▶ What the exercise asks
Copy the records below exactly, leaving out any pictures.

▶ Records shown
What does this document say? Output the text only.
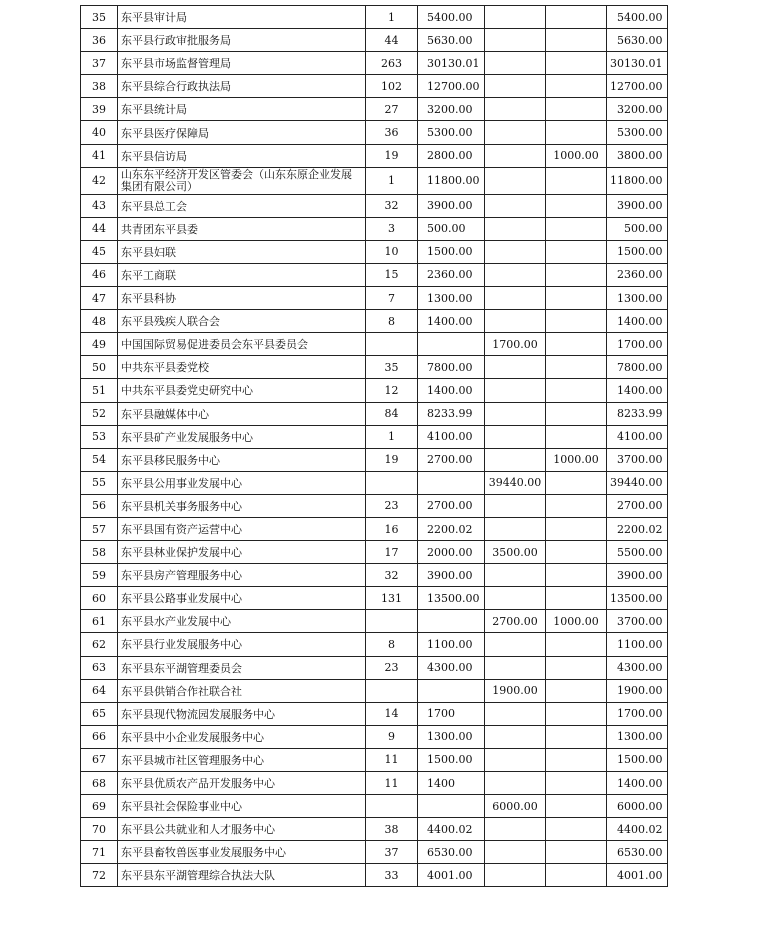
35	东平县审计局	1	5400.00			5400.00
36	东平县行政审批服务局	44	5630.00			5630.00
37	东平县市场监督管理局	263	30130.01			30130.01
38	东平县综合行政执法局	102	12700.00			12700.00
39	东平县统计局	27	3200.00			3200.00
40	东平县医疗保障局	36	5300.00			5300.00
41	东平县信访局	19	2800.00		1000.00	3800.00
42	山东东平经济开发区管委会（山东东原企业发展集团有限公司）	1	11800.00			11800.00
43	东平县总工会	32	3900.00			3900.00
44	共青团东平县委	3	500.00			500.00
45	东平县妇联	10	1500.00			1500.00
46	东平工商联	15	2360.00			2360.00
47	东平县科协	7	1300.00			1300.00
48	东平县残疾人联合会	8	1400.00			1400.00
49	中国国际贸易促进委员会东平县委员会			1700.00		1700.00
50	中共东平县委党校	35	7800.00			7800.00
51	中共东平县委党史研究中心	12	1400.00			1400.00
52	东平县融媒体中心	84	8233.99			8233.99
53	东平县矿产业发展服务中心	1	4100.00			4100.00
54	东平县移民服务中心	19	2700.00		1000.00	3700.00
55	东平县公用事业发展中心			39440.00		39440.00
56	东平县机关事务服务中心	23	2700.00			2700.00
57	东平县国有资产运营中心	16	2200.02			2200.02
58	东平县林业保护发展中心	17	2000.00	3500.00		5500.00
59	东平县房产管理服务中心	32	3900.00			3900.00
60	东平县公路事业发展中心	131	13500.00			13500.00
61	东平县水产业发展中心			2700.00	1000.00	3700.00
62	东平县行业发展服务中心	8	1100.00			1100.00
63	东平县东平湖管理委员会	23	4300.00			4300.00
64	东平县供销合作社联合社			1900.00		1900.00
65	东平县现代物流园发展服务中心	14	1700			1700.00
66	东平县中小企业发展服务中心	9	1300.00			1300.00
67	东平县城市社区管理服务中心	11	1500.00			1500.00
68	东平县优质农产品开发服务中心	11	1400			1400.00
69	东平县社会保险事业中心			6000.00		6000.00
70	东平县公共就业和人才服务中心	38	4400.02			4400.02
71	东平县畜牧兽医事业发展服务中心	37	6530.00			6530.00
72	东平县东平湖管理综合执法大队	33	4001.00			4001.00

▶ Solution for this task
What does this document say? Output the text only.
35	东平县审计局	1	5400.00			5400.00
36	东平县行政审批服务局	44	5630.00			5630.00
37	东平县市场监督管理局	263	30130.01			30130.01
38	东平县综合行政执法局	102	12700.00			12700.00
39	东平县统计局	27	3200.00			3200.00
40	东平县医疗保障局	36	5300.00			5300.00
41	东平县信访局	19	2800.00		1000.00	3800.00
42	山东东平经济开发区管委会（山东东原企业发展集团有限公司）	1	11800.00			11800.00
43	东平县总工会	32	3900.00			3900.00
44	共青团东平县委	3	500.00			500.00
45	东平县妇联	10	1500.00			1500.00
46	东平工商联	15	2360.00			2360.00
47	东平县科协	7	1300.00			1300.00
48	东平县残疾人联合会	8	1400.00			1400.00
49	中国国际贸易促进委员会东平县委员会			1700.00		1700.00
50	中共东平县委党校	35	7800.00			7800.00
51	中共东平县委党史研究中心	12	1400.00			1400.00
52	东平县融媒体中心	84	8233.99			8233.99
53	东平县矿产业发展服务中心	1	4100.00			4100.00
54	东平县移民服务中心	19	2700.00		1000.00	3700.00
55	东平县公用事业发展中心			39440.00		39440.00
56	东平县机关事务服务中心	23	2700.00			2700.00
57	东平县国有资产运营中心	16	2200.02			2200.02
58	东平县林业保护发展中心	17	2000.00	3500.00		5500.00
59	东平县房产管理服务中心	32	3900.00			3900.00
60	东平县公路事业发展中心	131	13500.00			13500.00
61	东平县水产业发展中心			2700.00	1000.00	3700.00
62	东平县行业发展服务中心	8	1100.00			1100.00
63	东平县东平湖管理委员会	23	4300.00			4300.00
64	东平县供销合作社联合社			1900.00		1900.00
65	东平县现代物流园发展服务中心	14	1700			1700.00
66	东平县中小企业发展服务中心	9	1300.00			1300.00
67	东平县城市社区管理服务中心	11	1500.00			1500.00
68	东平县优质农产品开发服务中心	11	1400			1400.00
69	东平县社会保险事业中心			6000.00		6000.00
70	东平县公共就业和人才服务中心	38	4400.02			4400.02
71	东平县畜牧兽医事业发展服务中心	37	6530.00			6530.00
72	东平县东平湖管理综合执法大队	33	4001.00			4001.00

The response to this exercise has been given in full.